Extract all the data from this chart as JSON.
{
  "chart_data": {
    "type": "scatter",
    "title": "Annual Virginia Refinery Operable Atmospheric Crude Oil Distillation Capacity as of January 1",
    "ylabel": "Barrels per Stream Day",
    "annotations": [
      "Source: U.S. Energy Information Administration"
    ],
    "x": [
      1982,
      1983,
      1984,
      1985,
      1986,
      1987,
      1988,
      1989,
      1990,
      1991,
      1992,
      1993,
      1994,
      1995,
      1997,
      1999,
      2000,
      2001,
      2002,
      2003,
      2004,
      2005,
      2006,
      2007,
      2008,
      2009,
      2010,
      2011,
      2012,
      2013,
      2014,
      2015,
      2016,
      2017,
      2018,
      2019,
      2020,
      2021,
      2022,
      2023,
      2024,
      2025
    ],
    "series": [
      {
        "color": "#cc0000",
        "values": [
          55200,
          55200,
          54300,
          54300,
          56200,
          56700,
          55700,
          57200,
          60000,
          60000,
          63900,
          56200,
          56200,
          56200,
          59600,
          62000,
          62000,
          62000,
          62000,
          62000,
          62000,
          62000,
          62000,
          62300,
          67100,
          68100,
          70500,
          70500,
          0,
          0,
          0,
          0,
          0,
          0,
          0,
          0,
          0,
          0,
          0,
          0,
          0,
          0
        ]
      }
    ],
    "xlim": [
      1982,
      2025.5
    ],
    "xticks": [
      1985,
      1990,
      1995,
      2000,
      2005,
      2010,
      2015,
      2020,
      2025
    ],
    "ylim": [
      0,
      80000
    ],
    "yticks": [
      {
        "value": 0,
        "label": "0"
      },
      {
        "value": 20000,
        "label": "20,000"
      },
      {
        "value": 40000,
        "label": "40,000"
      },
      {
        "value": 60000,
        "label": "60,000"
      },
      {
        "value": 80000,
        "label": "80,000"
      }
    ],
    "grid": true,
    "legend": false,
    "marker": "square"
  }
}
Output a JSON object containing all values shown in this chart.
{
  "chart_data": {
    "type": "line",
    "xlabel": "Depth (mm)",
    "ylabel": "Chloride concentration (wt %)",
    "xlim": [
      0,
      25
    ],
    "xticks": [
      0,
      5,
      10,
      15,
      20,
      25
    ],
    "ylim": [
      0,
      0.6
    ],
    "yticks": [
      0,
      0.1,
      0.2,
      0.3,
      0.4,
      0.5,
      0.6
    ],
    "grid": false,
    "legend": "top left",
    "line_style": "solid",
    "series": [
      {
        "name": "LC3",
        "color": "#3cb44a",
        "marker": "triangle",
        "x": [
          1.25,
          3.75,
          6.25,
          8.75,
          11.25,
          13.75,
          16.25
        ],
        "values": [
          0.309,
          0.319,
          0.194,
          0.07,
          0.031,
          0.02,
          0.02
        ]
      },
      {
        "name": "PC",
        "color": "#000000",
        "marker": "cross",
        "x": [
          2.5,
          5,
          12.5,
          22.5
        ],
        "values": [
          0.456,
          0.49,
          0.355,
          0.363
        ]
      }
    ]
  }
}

> **SET PROBLEM**
All of the data needs to be reproduced exactly, with no line missing.

> **ANSWER FOR THE TASK**
Extract all the data from this chart as JSON.
{
  "chart_data": {
    "type": "scatter",
    "title": "Annual Virginia Refinery Operable Atmospheric Crude Oil Distillation Capacity as of January 1",
    "ylabel": "Barrels per Stream Day",
    "annotations": [
      "Source: U.S. Energy Information Administration"
    ],
    "x": [
      1982,
      1983,
      1984,
      1985,
      1986,
      1987,
      1988,
      1989,
      1990,
      1991,
      1992,
      1993,
      1994,
      1995,
      1997,
      1999,
      2000,
      2001,
      2002,
      2003,
      2004,
      2005,
      2006,
      2007,
      2008,
      2009,
      2010,
      2011,
      2012,
      2013,
      2014,
      2015,
      2016,
      2017,
      2018,
      2019,
      2020,
      2021,
      2022,
      2023,
      2024,
      2025
    ],
    "series": [
      {
        "color": "#cc0000",
        "values": [
          55200,
          55200,
          54300,
          54300,
          56200,
          56700,
          55700,
          57200,
          60000,
          60000,
          63900,
          56200,
          56200,
          56200,
          59600,
          62000,
          62000,
          62000,
          62000,
          62000,
          62000,
          62000,
          62000,
          62300,
          67100,
          68100,
          70500,
          70500,
          0,
          0,
          0,
          0,
          0,
          0,
          0,
          0,
          0,
          0,
          0,
          0,
          0,
          0
        ]
      }
    ],
    "xlim": [
      1982,
      2025.5
    ],
    "xticks": [
      1985,
      1990,
      1995,
      2000,
      2005,
      2010,
      2015,
      2020,
      2025
    ],
    "ylim": [
      0,
      80000
    ],
    "yticks": [
      {
        "value": 0,
        "label": "0"
      },
      {
        "value": 20000,
        "label": "20,000"
      },
      {
        "value": 40000,
        "label": "40,000"
      },
      {
        "value": 60000,
        "label": "60,000"
      },
      {
        "value": 80000,
        "label": "80,000"
      }
    ],
    "grid": true,
    "legend": false,
    "marker": "square"
  }
}
Output a JSON object containing all values shown in this chart.
{
  "chart_data": {
    "type": "line",
    "xlabel": "Depth (mm)",
    "ylabel": "Chloride concentration (wt %)",
    "xlim": [
      0,
      25
    ],
    "xticks": [
      0,
      5,
      10,
      15,
      20,
      25
    ],
    "ylim": [
      0,
      0.6
    ],
    "yticks": [
      0,
      0.1,
      0.2,
      0.3,
      0.4,
      0.5,
      0.6
    ],
    "grid": false,
    "legend": "top left",
    "line_style": "solid",
    "series": [
      {
        "name": "LC3",
        "color": "#3cb44a",
        "marker": "triangle",
        "x": [
          1.25,
          3.75,
          6.25,
          8.75,
          11.25,
          13.75,
          16.25
        ],
        "values": [
          0.309,
          0.319,
          0.194,
          0.07,
          0.031,
          0.02,
          0.02
        ]
      },
      {
        "name": "PC",
        "color": "#000000",
        "marker": "cross",
        "x": [
          2.5,
          5,
          12.5,
          22.5
        ],
        "values": [
          0.456,
          0.49,
          0.355,
          0.363
        ]
      }
    ]
  }
}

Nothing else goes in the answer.